##### Recorded data #####

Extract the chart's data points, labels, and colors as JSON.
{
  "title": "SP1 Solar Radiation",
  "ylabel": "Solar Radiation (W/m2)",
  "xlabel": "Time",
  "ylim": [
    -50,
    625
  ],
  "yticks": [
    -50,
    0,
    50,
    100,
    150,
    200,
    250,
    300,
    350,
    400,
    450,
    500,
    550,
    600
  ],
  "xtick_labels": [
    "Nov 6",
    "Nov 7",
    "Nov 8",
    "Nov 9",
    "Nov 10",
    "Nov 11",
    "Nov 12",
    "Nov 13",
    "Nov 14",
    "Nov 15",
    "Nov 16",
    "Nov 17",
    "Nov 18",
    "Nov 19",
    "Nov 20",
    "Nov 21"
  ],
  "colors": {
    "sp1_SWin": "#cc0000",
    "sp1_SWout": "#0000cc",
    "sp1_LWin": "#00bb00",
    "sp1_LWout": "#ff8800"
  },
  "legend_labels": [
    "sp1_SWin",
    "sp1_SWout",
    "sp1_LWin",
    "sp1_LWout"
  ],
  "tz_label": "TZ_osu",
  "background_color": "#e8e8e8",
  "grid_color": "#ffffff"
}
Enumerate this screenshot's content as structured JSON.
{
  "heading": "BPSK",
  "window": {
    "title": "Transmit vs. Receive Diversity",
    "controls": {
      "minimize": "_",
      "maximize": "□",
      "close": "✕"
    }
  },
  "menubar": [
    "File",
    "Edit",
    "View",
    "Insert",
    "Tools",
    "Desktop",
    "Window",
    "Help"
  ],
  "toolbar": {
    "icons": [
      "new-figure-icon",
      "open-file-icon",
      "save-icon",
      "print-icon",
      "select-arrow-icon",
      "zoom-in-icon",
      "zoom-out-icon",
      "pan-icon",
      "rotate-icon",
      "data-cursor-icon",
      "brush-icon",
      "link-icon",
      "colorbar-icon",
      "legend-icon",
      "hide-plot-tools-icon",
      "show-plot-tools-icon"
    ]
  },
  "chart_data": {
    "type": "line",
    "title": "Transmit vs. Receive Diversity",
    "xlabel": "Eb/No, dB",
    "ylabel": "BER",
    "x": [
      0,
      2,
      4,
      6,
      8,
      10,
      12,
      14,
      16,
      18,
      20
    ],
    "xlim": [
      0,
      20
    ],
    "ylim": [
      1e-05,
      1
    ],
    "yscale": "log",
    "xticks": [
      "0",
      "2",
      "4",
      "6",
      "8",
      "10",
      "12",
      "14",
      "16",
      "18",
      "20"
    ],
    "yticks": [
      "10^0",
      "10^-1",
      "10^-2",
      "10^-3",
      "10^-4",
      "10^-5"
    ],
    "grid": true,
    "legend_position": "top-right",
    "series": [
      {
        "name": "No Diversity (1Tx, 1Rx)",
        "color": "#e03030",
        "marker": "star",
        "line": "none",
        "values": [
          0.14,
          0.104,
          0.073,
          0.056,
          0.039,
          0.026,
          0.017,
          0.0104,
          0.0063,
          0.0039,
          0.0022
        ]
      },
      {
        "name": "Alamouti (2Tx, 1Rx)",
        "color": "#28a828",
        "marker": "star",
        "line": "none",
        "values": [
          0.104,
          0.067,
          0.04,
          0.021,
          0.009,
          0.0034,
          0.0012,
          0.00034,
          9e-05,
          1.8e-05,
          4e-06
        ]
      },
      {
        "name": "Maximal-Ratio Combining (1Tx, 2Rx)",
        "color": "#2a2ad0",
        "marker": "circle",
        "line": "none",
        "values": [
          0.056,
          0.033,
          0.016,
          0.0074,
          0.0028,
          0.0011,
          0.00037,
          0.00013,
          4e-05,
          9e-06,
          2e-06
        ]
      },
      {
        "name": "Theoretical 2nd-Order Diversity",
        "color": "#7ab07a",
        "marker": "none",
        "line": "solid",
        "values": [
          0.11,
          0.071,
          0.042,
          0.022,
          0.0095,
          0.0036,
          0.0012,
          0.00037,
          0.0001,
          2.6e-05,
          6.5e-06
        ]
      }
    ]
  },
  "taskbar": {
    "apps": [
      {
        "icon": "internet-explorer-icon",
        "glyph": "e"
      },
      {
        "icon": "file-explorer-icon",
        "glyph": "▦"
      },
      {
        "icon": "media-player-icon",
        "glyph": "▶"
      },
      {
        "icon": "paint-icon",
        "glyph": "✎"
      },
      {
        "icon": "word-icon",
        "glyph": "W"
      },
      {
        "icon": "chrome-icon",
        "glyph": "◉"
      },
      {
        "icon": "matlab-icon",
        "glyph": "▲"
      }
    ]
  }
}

#####

Show each line in the entries that holds the string "glyph".

        "glyph": "e"
        "glyph": "▦"
        "glyph": "▶"
        "glyph": "✎"
        "glyph": "W"
        "glyph": "◉"
        "glyph": "▲"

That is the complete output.